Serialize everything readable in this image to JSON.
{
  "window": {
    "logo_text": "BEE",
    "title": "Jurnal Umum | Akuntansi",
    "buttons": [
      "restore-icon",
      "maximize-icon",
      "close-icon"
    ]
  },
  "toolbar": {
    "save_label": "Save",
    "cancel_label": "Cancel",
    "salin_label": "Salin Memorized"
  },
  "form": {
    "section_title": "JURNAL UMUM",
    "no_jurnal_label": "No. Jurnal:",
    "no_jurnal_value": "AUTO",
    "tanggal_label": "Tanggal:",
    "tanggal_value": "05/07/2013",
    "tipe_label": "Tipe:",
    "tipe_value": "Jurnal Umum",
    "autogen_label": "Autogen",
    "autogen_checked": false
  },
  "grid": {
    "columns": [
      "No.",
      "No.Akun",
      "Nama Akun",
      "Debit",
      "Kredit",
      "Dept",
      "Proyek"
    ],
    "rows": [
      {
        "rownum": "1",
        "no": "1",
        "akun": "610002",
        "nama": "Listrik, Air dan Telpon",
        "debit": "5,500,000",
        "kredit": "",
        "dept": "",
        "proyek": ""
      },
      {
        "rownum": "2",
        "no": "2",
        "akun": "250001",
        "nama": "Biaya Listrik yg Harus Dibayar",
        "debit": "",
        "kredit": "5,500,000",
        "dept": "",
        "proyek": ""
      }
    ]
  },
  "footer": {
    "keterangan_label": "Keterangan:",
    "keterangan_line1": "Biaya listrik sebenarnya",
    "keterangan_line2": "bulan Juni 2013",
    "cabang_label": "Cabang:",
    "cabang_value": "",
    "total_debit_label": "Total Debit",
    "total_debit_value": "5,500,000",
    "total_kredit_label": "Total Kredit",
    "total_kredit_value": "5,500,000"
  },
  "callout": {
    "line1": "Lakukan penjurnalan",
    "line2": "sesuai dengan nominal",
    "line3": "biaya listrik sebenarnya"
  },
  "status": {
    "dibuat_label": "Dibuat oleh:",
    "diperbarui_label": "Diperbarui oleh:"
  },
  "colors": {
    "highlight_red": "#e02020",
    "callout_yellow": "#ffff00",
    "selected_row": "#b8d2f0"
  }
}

________________________

▶ **Given instruction**
Extract all of the material exactly as it is written.

▶ **Finished task**
Serialize everything readable in this image to JSON.
{
  "window": {
    "logo_text": "BEE",
    "title": "Jurnal Umum | Akuntansi",
    "buttons": [
      "restore-icon",
      "maximize-icon",
      "close-icon"
    ]
  },
  "toolbar": {
    "save_label": "Save",
    "cancel_label": "Cancel",
    "salin_label": "Salin Memorized"
  },
  "form": {
    "section_title": "JURNAL UMUM",
    "no_jurnal_label": "No. Jurnal:",
    "no_jurnal_value": "AUTO",
    "tanggal_label": "Tanggal:",
    "tanggal_value": "05/07/2013",
    "tipe_label": "Tipe:",
    "tipe_value": "Jurnal Umum",
    "autogen_label": "Autogen",
    "autogen_checked": false
  },
  "grid": {
    "columns": [
      "No.",
      "No.Akun",
      "Nama Akun",
      "Debit",
      "Kredit",
      "Dept",
      "Proyek"
    ],
    "rows": [
      {
        "rownum": "1",
        "no": "1",
        "akun": "610002",
        "nama": "Listrik, Air dan Telpon",
        "debit": "5,500,000",
        "kredit": "",
        "dept": "",
        "proyek": ""
      },
      {
        "rownum": "2",
        "no": "2",
        "akun": "250001",
        "nama": "Biaya Listrik yg Harus Dibayar",
        "debit": "",
        "kredit": "5,500,000",
        "dept": "",
        "proyek": ""
      }
    ]
  },
  "footer": {
    "keterangan_label": "Keterangan:",
    "keterangan_line1": "Biaya listrik sebenarnya",
    "keterangan_line2": "bulan Juni 2013",
    "cabang_label": "Cabang:",
    "cabang_value": "",
    "total_debit_label": "Total Debit",
    "total_debit_value": "5,500,000",
    "total_kredit_label": "Total Kredit",
    "total_kredit_value": "5,500,000"
  },
  "callout": {
    "line1": "Lakukan penjurnalan",
    "line2": "sesuai dengan nominal",
    "line3": "biaya listrik sebenarnya"
  },
  "status": {
    "dibuat_label": "Dibuat oleh:",
    "diperbarui_label": "Diperbarui oleh:"
  },
  "colors": {
    "highlight_red": "#e02020",
    "callout_yellow": "#ffff00",
    "selected_row": "#b8d2f0"
  }
}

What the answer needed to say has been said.